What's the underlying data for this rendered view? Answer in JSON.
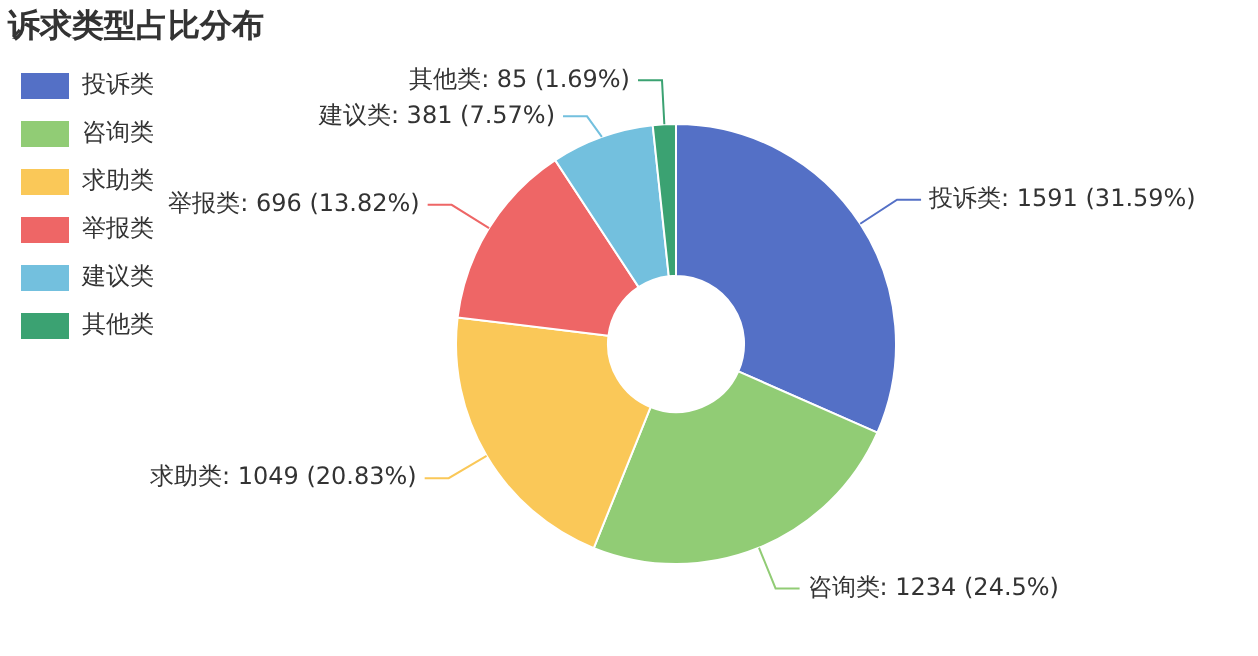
{
  "chart_data": {
    "type": "donut",
    "title": "诉求类型占比分布",
    "categories": [
      "投诉类",
      "咨询类",
      "求助类",
      "举报类",
      "建议类",
      "其他类"
    ],
    "values": [
      1591,
      1234,
      1049,
      696,
      381,
      85
    ],
    "colors": [
      "#5470c6",
      "#91cc75",
      "#fac858",
      "#ee6666",
      "#73c0de",
      "#3ba272"
    ],
    "value_labels": [
      "投诉类: 1591 (31.59%)",
      "咨询类: 1234 (24.5%)",
      "求助类: 1049 (20.83%)",
      "举报类: 696 (13.82%)",
      "建议类: 381 (7.57%)",
      "其他类: 85 (1.69%)"
    ],
    "legend": "top left"
  }
}
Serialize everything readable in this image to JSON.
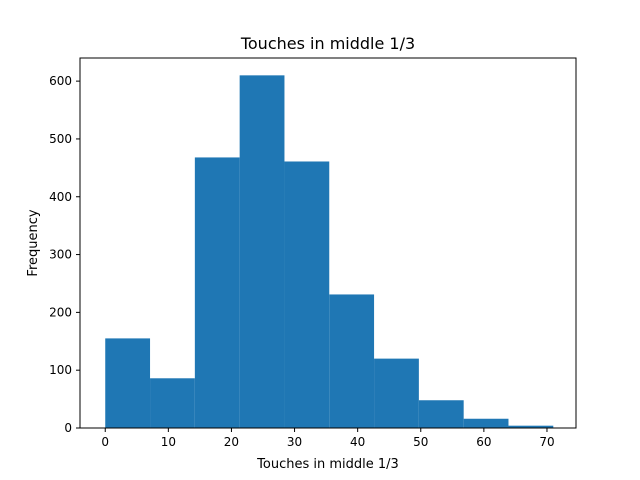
{
  "chart_data": {
    "type": "bar",
    "title": "Touches in middle 1/3",
    "xlabel": "Touches in middle 1/3",
    "ylabel": "Frequency",
    "bin_edges": [
      0,
      7.1,
      14.2,
      21.3,
      28.4,
      35.5,
      42.6,
      49.7,
      56.8,
      63.9,
      71
    ],
    "values": [
      155,
      86,
      468,
      610,
      461,
      231,
      120,
      48,
      16,
      4
    ],
    "xlim": [
      -4,
      74.6
    ],
    "ylim": [
      0,
      640
    ],
    "xticks": [
      "0",
      "10",
      "20",
      "30",
      "40",
      "50",
      "60",
      "70"
    ],
    "yticks": [
      "0",
      "100",
      "200",
      "300",
      "400",
      "500",
      "600"
    ],
    "bar_color": "#1f77b4",
    "grid": false
  }
}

**Problem details**
Without including the pictures, return each record above exactly as it stands.

**Solution below**
What's the underlying data for this rendered view? Answer in JSON.
{
  "chart_data": {
    "type": "donut",
    "title": "诉求类型占比分布",
    "categories": [
      "投诉类",
      "咨询类",
      "求助类",
      "举报类",
      "建议类",
      "其他类"
    ],
    "values": [
      1591,
      1234,
      1049,
      696,
      381,
      85
    ],
    "colors": [
      "#5470c6",
      "#91cc75",
      "#fac858",
      "#ee6666",
      "#73c0de",
      "#3ba272"
    ],
    "value_labels": [
      "投诉类: 1591 (31.59%)",
      "咨询类: 1234 (24.5%)",
      "求助类: 1049 (20.83%)",
      "举报类: 696 (13.82%)",
      "建议类: 381 (7.57%)",
      "其他类: 85 (1.69%)"
    ],
    "legend": "top left"
  }
}
Serialize everything readable in this image to JSON.
{
  "chart_data": {
    "type": "bar",
    "title": "Touches in middle 1/3",
    "xlabel": "Touches in middle 1/3",
    "ylabel": "Frequency",
    "bin_edges": [
      0,
      7.1,
      14.2,
      21.3,
      28.4,
      35.5,
      42.6,
      49.7,
      56.8,
      63.9,
      71
    ],
    "values": [
      155,
      86,
      468,
      610,
      461,
      231,
      120,
      48,
      16,
      4
    ],
    "xlim": [
      -4,
      74.6
    ],
    "ylim": [
      0,
      640
    ],
    "xticks": [
      "0",
      "10",
      "20",
      "30",
      "40",
      "50",
      "60",
      "70"
    ],
    "yticks": [
      "0",
      "100",
      "200",
      "300",
      "400",
      "500",
      "600"
    ],
    "bar_color": "#1f77b4",
    "grid": false
  }
}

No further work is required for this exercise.